● EXTRACT TO READ
Whooo....that long weekend in May has just past, and we all know what that means!!!
Yes kiddies, it's Drive-In season once again!!!
Down comes the 'Closed for the Season' from the Marquee and up goes the double feature!!!
But wait!!! What's this??!!
These movies that are playing, Scorpian King, Spiderman, Resident Evil, all good enough movies I guess (if you spend umpteen million dollars on a movie it better be half-way decent), but I've seen them all weeks ago in the theater as they should be seen (state of the art movies, state of the art theater). Why would I want to see them again on white painted plywood with broadcasted sound on my car stereo through my dirty windshield???
Compared to the modern theater experience, the Drive-In is actually a pretty crappy way to see a high-tech CG movie or hear the big-shot soundtrack. Drive-Ins traditionally played the trash films. That's why they doubled them up, two trash films are better than 'Gone With the Wind' anyday. Still, Hollywood big studios must leave no stone unturned to force feed you their rehashed 2hr commercials they like to call movies, so sadly now Drive-Ins seem to serve the purpose of milking that last cent out of Big Budget Hollywood releases before they are released to Video/DVD.

(Items from a dataset)
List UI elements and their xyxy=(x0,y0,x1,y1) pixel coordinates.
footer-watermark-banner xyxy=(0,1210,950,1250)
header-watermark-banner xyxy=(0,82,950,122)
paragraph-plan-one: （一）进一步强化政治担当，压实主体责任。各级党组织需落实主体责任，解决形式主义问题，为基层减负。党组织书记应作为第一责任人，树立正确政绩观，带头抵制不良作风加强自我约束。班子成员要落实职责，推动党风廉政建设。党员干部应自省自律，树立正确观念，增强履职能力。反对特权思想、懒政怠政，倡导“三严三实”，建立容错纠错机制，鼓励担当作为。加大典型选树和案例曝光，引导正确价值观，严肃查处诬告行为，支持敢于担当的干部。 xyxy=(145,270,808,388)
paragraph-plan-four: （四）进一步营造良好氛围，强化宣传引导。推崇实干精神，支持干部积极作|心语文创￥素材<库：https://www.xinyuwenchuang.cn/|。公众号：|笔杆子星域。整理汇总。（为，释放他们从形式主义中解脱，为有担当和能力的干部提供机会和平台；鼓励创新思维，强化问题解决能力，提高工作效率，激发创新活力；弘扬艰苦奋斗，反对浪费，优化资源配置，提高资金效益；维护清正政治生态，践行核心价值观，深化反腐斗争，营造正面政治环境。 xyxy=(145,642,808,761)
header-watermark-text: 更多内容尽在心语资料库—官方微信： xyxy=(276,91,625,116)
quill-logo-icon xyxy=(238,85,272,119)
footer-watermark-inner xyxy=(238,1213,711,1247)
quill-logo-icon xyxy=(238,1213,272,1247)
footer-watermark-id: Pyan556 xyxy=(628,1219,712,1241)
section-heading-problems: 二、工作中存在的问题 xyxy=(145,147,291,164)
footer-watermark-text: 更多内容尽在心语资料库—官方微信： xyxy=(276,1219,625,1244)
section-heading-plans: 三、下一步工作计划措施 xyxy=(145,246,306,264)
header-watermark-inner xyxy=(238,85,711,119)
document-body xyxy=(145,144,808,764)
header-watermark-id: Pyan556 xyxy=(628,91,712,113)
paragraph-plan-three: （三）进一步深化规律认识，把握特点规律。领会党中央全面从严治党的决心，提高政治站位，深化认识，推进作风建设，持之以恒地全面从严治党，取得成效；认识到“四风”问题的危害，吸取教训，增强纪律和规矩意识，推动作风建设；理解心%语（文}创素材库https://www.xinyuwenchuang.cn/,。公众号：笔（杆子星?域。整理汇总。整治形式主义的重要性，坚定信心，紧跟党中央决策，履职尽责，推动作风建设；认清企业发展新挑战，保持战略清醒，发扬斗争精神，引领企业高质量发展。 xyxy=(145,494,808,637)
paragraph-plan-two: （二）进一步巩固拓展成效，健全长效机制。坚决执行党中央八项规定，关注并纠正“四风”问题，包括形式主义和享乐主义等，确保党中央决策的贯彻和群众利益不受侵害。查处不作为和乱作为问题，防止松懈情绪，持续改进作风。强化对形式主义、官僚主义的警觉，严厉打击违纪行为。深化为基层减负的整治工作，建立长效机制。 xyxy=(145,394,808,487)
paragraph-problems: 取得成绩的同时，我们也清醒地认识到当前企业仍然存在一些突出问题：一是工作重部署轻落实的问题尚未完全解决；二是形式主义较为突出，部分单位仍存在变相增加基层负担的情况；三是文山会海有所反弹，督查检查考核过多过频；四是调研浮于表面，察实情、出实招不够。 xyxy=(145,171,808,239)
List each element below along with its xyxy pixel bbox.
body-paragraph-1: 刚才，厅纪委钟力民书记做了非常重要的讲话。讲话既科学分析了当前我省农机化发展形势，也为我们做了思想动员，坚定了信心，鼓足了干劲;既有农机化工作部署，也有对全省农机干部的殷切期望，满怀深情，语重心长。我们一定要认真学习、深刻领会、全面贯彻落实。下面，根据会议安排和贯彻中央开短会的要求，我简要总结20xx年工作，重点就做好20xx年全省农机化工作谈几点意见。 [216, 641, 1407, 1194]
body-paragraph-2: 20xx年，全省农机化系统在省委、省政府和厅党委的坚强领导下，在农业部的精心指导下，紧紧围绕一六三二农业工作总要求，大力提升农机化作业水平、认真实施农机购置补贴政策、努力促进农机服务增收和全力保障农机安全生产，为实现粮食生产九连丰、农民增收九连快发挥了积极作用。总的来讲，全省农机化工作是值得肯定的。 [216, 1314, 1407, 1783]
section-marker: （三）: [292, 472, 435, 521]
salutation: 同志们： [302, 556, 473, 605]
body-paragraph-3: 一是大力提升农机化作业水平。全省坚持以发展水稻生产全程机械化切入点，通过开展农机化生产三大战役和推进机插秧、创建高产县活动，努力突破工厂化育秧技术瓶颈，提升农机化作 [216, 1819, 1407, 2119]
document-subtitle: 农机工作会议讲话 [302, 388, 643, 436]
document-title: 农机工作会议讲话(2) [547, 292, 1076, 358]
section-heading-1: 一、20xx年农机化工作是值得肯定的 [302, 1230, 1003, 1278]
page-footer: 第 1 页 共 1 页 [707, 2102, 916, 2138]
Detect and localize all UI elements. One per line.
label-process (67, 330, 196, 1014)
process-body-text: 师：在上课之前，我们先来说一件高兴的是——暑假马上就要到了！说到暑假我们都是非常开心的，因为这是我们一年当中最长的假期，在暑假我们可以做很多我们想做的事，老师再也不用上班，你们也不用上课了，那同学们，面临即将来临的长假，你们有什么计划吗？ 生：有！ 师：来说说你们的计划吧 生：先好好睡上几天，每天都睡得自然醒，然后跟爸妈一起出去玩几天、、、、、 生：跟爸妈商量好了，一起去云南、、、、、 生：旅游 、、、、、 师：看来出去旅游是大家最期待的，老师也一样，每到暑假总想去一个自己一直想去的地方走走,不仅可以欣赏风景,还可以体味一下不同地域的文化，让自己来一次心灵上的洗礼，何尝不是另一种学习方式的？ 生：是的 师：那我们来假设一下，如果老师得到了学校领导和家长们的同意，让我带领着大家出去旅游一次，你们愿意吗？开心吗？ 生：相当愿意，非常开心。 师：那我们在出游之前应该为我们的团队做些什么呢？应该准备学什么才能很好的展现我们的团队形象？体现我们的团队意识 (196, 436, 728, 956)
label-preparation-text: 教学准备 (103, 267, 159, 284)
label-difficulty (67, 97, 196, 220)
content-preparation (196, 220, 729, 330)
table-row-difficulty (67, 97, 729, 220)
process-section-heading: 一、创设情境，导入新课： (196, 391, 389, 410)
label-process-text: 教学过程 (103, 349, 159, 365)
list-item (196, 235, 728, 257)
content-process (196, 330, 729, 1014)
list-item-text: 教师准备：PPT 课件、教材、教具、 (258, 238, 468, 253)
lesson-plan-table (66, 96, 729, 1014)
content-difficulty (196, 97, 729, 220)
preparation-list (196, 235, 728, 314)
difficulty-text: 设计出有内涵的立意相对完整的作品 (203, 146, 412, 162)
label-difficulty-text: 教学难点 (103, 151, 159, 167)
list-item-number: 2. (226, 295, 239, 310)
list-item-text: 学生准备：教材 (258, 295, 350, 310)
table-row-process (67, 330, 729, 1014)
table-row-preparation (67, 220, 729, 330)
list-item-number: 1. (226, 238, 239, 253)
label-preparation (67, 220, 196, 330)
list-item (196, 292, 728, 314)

● TASKS TO COMPLETE
[a] Translate this sentence from the drive-in commentary into French: "Drive-Ins traditionally played the trash films."
[b] According to the drive-in commentary, why did drive-ins show films as a double feature?

● SOLUTION SET
[a] Les drive-in projetaient traditionnellement les films de série Z.

[b] Drive-ins traditionally played trash films, so they paired them up. The writer holds that two trash films are better than "Gone With the Wind" any day.